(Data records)
**********

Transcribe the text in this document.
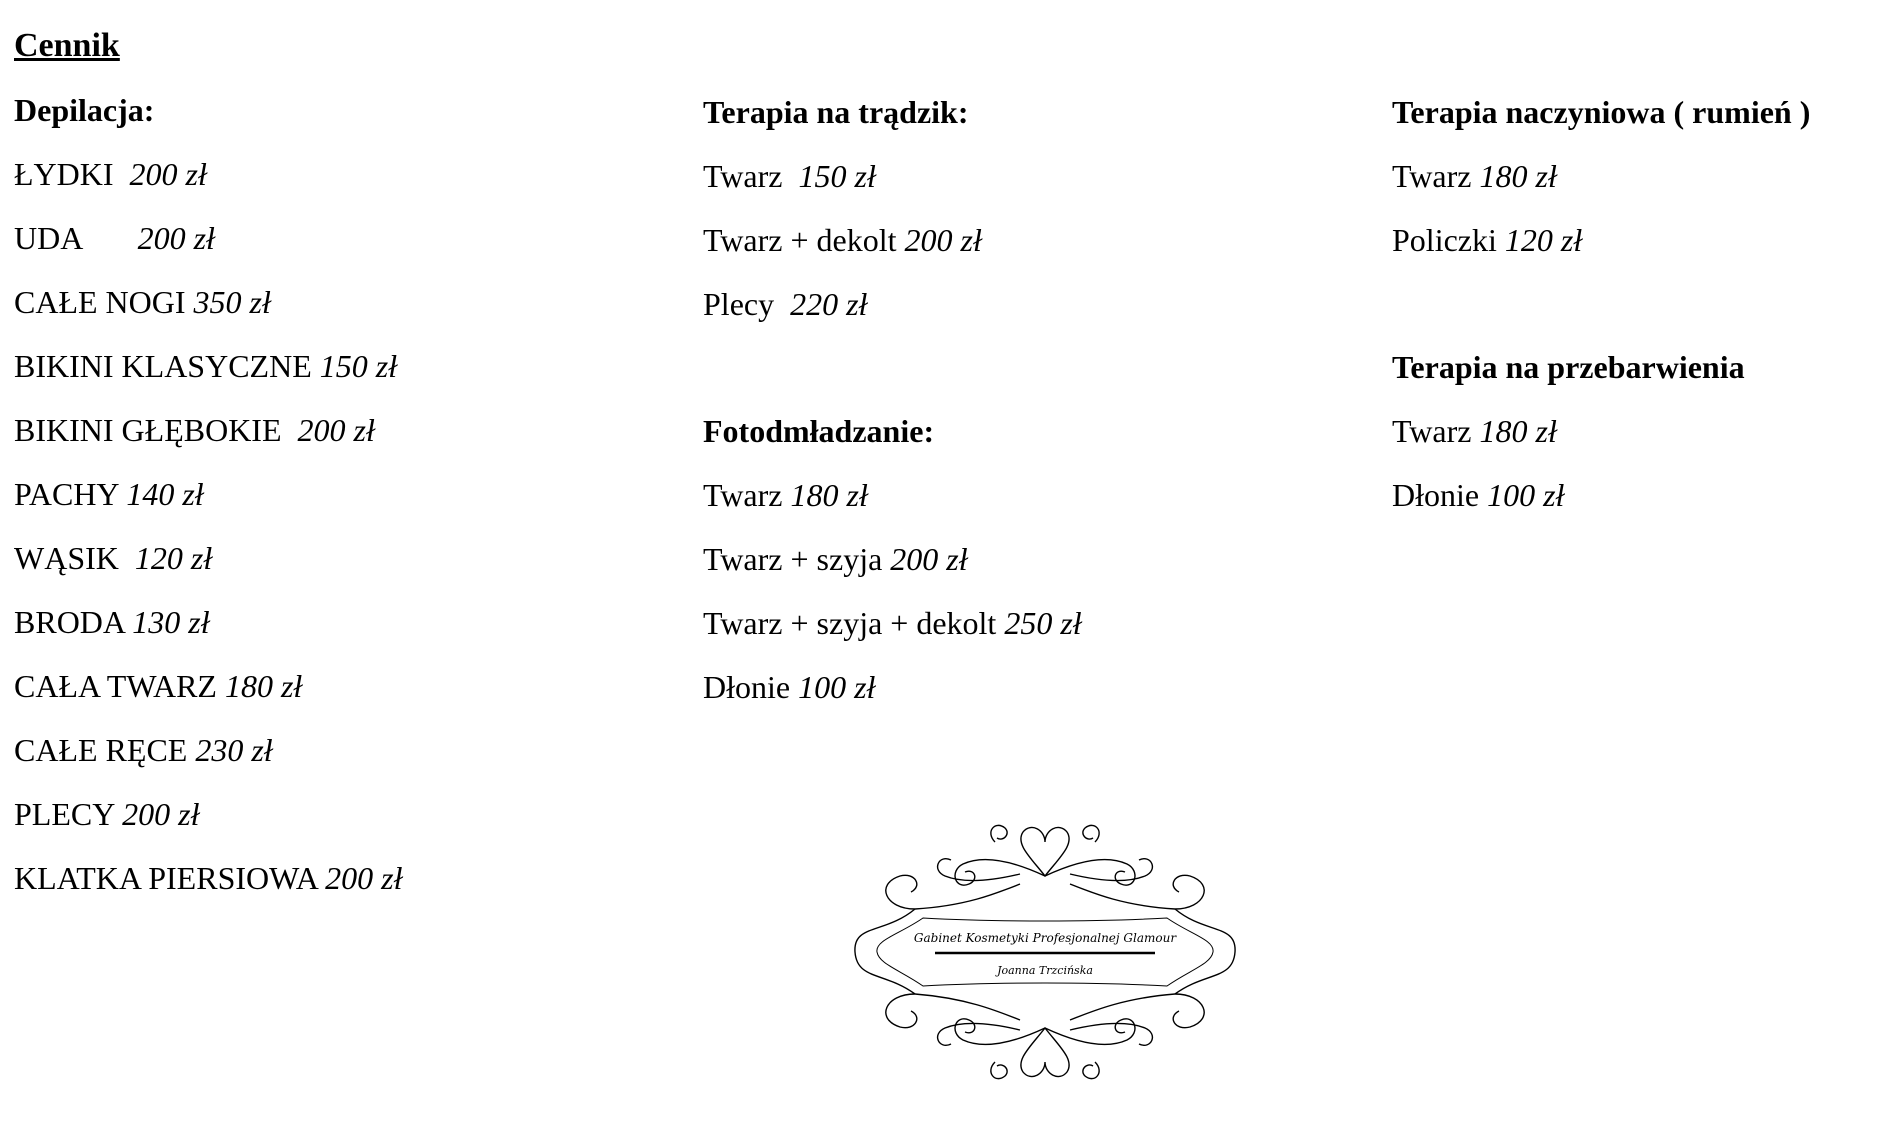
Cennik
Depilacja:
ŁYDKI  200 zł
UDA       200 zł
CAŁE NOGI 350 zł
BIKINI KLASYCZNE 150 zł
BIKINI GŁĘBOKIE  200 zł
PACHY 140 zł
WĄSIK  120 zł
BRODA 130 zł
CAŁA TWARZ 180 zł
CAŁE RĘCE 230 zł
PLECY 200 zł
KLATKA PIERSIOWA 200 zł
Terapia na trądzik:
Twarz  150 zł
Twarz + dekolt 200 zł
Plecy  220 zł
Fotodmładzanie:
Twarz 180 zł
Twarz + szyja 200 zł
Twarz + szyja + dekolt 250 zł
Dłonie 100 zł
Terapia naczyniowa ( rumień )
Twarz 180 zł
Policzki 120 zł
Terapia na przebarwienia
Twarz 180 zł
Dłonie 100 zł
Gabinet Kosmetyki Profesjonalnej Glamour
Joanna Trzcińska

**********

◆ WHAT YOU WILL DO: Quote the preceding listing precisely and completely, omitting its images.

◆ RESPONSE TO THE EXERCISE:
Transcribe the text in this document.
Cennik
Depilacja:
ŁYDKI  200 zł
UDA       200 zł
CAŁE NOGI 350 zł
BIKINI KLASYCZNE 150 zł
BIKINI GŁĘBOKIE  200 zł
PACHY 140 zł
WĄSIK  120 zł
BRODA 130 zł
CAŁA TWARZ 180 zł
CAŁE RĘCE 230 zł
PLECY 200 zł
KLATKA PIERSIOWA 200 zł
Terapia na trądzik:
Twarz  150 zł
Twarz + dekolt 200 zł
Plecy  220 zł
Fotodmładzanie:
Twarz 180 zł
Twarz + szyja 200 zł
Twarz + szyja + dekolt 250 zł
Dłonie 100 zł
Terapia naczyniowa ( rumień )
Twarz 180 zł
Policzki 120 zł
Terapia na przebarwienia
Twarz 180 zł
Dłonie 100 zł
Gabinet Kosmetyki Profesjonalnej Glamour
Joanna Trzcińska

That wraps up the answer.